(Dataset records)
□ □ □
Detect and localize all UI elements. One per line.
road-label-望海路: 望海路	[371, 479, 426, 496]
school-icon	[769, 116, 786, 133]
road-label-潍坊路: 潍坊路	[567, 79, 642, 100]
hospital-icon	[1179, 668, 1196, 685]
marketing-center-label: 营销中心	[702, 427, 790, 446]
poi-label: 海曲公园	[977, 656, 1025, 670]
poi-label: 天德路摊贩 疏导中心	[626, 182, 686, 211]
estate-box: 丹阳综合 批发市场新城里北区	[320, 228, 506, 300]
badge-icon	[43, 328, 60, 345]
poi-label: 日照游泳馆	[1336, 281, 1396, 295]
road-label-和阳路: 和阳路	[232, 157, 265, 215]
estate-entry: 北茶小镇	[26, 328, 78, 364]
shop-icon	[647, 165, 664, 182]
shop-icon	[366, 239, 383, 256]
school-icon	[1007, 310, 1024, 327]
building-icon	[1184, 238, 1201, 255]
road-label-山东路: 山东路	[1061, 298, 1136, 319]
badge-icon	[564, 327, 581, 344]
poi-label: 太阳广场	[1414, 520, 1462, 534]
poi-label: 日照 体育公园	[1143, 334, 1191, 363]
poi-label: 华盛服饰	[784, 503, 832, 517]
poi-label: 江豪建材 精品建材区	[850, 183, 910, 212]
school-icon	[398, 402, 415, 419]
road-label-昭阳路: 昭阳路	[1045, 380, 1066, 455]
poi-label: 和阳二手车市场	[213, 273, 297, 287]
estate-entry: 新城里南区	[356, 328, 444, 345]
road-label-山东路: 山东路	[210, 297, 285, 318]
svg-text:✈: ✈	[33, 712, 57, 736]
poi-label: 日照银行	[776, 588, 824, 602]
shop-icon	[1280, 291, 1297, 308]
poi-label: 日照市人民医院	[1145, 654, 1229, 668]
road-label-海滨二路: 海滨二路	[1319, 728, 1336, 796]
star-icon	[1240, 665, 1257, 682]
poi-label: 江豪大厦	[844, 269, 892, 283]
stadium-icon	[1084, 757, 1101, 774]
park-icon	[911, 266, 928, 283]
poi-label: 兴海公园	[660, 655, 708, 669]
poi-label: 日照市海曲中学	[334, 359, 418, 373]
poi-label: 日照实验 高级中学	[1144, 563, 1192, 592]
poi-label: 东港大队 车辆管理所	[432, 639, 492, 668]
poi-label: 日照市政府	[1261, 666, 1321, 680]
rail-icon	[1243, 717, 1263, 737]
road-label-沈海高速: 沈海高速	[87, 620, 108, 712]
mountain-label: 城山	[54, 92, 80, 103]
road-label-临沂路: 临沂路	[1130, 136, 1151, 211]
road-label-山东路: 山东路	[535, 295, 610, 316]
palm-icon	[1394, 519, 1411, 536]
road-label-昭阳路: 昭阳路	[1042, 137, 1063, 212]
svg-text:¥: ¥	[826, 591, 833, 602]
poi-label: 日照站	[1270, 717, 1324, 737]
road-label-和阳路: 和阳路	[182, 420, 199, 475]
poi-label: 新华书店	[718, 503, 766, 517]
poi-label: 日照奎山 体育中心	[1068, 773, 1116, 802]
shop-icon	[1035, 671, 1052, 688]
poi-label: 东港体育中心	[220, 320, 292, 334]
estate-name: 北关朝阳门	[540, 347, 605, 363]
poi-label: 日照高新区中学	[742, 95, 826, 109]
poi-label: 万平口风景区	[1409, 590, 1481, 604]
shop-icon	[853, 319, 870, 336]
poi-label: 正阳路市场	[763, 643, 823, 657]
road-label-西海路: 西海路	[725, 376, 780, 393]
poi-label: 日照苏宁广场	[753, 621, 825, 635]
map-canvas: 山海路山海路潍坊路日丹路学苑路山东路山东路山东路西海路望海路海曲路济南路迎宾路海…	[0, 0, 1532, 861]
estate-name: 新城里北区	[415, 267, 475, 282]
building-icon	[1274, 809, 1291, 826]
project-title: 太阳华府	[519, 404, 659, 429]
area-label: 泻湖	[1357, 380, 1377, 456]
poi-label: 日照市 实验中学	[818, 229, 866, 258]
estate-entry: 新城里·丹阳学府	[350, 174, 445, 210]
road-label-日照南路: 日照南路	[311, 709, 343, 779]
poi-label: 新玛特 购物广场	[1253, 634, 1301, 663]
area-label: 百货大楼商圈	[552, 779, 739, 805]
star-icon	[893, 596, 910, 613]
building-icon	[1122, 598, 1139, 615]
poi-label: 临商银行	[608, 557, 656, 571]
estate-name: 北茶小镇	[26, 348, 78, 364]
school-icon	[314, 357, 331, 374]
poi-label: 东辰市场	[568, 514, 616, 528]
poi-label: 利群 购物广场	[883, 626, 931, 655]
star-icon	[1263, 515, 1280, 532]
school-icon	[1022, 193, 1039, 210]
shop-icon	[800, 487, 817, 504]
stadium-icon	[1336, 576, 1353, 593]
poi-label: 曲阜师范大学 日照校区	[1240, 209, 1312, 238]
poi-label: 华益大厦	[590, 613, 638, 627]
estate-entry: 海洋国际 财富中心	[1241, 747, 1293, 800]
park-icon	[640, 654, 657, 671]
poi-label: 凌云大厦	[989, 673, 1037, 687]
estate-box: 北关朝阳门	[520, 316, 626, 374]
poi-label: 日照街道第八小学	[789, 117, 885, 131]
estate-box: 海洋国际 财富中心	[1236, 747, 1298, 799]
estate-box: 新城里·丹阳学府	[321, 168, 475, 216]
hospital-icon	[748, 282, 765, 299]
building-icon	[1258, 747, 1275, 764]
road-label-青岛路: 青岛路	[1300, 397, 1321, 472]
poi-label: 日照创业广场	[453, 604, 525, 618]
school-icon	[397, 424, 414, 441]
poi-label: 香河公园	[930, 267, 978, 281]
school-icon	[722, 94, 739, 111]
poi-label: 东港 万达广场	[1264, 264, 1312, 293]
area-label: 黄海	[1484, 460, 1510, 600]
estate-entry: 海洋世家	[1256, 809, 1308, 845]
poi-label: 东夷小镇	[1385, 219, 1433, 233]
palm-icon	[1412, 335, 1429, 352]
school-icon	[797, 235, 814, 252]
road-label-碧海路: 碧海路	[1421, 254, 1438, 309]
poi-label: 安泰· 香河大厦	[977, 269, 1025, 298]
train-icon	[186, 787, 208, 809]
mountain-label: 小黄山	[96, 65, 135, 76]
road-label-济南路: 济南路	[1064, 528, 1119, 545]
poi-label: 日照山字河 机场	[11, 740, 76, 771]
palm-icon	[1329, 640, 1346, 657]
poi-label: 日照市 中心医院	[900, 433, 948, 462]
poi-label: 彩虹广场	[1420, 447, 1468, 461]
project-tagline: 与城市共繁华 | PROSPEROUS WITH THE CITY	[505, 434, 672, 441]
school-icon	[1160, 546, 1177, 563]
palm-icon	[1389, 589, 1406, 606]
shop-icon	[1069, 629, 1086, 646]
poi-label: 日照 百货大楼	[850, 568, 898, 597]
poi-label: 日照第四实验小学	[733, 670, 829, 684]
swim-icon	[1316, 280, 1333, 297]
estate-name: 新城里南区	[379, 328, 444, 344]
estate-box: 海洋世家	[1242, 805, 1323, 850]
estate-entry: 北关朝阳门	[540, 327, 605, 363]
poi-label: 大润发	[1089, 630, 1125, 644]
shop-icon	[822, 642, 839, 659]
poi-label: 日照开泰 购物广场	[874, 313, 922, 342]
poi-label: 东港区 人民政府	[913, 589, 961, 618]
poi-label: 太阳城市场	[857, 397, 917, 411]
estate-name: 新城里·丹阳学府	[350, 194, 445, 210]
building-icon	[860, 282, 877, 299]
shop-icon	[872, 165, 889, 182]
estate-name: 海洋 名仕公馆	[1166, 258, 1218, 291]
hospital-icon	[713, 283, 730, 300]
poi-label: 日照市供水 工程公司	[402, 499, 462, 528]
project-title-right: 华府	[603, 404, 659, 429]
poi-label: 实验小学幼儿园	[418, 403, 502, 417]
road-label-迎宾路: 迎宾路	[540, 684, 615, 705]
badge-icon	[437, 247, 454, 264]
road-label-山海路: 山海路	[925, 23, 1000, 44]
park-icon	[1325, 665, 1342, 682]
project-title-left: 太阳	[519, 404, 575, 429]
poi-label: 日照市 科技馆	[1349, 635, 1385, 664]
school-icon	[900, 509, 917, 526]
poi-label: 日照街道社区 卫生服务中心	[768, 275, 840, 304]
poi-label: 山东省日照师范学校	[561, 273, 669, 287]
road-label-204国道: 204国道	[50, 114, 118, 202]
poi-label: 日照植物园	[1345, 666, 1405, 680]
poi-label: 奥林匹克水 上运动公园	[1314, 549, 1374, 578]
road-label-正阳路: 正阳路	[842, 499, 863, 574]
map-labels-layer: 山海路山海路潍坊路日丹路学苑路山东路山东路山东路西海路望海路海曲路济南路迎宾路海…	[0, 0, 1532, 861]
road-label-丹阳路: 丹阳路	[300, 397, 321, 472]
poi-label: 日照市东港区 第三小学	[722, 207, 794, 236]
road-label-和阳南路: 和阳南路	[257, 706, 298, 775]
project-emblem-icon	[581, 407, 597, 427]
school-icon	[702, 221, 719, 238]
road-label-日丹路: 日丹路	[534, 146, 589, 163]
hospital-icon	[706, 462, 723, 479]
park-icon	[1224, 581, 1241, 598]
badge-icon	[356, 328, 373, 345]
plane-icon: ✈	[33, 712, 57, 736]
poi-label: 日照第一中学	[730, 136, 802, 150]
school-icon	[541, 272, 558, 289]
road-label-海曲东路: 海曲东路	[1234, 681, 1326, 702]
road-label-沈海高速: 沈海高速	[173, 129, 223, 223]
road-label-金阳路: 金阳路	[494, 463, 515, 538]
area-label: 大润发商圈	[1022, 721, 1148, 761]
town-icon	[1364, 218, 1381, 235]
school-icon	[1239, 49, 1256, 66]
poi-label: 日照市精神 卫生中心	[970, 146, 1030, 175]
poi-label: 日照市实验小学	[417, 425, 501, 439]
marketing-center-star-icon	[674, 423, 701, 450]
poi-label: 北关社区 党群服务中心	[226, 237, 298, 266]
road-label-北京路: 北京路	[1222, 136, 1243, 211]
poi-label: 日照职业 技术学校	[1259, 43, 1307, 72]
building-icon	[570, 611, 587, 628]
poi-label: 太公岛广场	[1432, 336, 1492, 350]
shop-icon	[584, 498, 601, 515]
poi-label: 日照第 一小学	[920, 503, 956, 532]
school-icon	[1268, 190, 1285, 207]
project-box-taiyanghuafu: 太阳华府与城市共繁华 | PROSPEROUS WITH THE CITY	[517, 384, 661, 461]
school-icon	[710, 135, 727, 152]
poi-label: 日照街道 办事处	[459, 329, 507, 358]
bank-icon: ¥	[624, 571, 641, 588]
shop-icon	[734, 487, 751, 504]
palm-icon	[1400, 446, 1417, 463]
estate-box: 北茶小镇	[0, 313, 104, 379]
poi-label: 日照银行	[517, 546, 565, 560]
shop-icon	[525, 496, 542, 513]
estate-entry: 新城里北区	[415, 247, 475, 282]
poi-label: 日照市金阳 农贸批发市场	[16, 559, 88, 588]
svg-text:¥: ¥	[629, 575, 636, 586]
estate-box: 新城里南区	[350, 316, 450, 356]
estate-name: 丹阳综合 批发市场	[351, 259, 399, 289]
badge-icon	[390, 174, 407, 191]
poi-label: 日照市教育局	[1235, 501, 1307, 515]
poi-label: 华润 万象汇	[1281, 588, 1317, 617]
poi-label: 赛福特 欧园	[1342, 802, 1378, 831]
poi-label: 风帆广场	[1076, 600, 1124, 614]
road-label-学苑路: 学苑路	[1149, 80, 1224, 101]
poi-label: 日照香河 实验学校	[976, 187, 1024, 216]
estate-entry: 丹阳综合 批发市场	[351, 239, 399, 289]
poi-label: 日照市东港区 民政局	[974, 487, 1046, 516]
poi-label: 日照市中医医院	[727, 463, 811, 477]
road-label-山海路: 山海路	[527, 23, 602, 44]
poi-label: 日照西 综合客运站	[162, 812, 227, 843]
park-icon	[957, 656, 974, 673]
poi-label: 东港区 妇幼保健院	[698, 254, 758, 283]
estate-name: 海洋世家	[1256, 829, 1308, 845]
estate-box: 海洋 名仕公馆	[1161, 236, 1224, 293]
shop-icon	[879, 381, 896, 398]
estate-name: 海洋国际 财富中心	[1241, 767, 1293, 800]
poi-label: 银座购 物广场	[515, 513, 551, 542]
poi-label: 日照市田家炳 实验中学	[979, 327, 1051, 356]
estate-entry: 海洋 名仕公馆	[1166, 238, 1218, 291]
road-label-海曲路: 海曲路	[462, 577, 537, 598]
□ □ □
### Task to complete
Rewrite everything from the start of the records down to the line containing "328, 60, 345]", changing "poi-label" to "place-label" and leaving everything else unchanged.

### The completed task
Detect and localize all UI elements. One per line.
road-label-望海路: 望海路	[371, 479, 426, 496]
school-icon	[769, 116, 786, 133]
road-label-潍坊路: 潍坊路	[567, 79, 642, 100]
hospital-icon	[1179, 668, 1196, 685]
marketing-center-label: 营销中心	[702, 427, 790, 446]
place-label: 海曲公园	[977, 656, 1025, 670]
place-label: 天德路摊贩 疏导中心	[626, 182, 686, 211]
estate-box: 丹阳综合 批发市场新城里北区	[320, 228, 506, 300]
badge-icon	[43, 328, 60, 345]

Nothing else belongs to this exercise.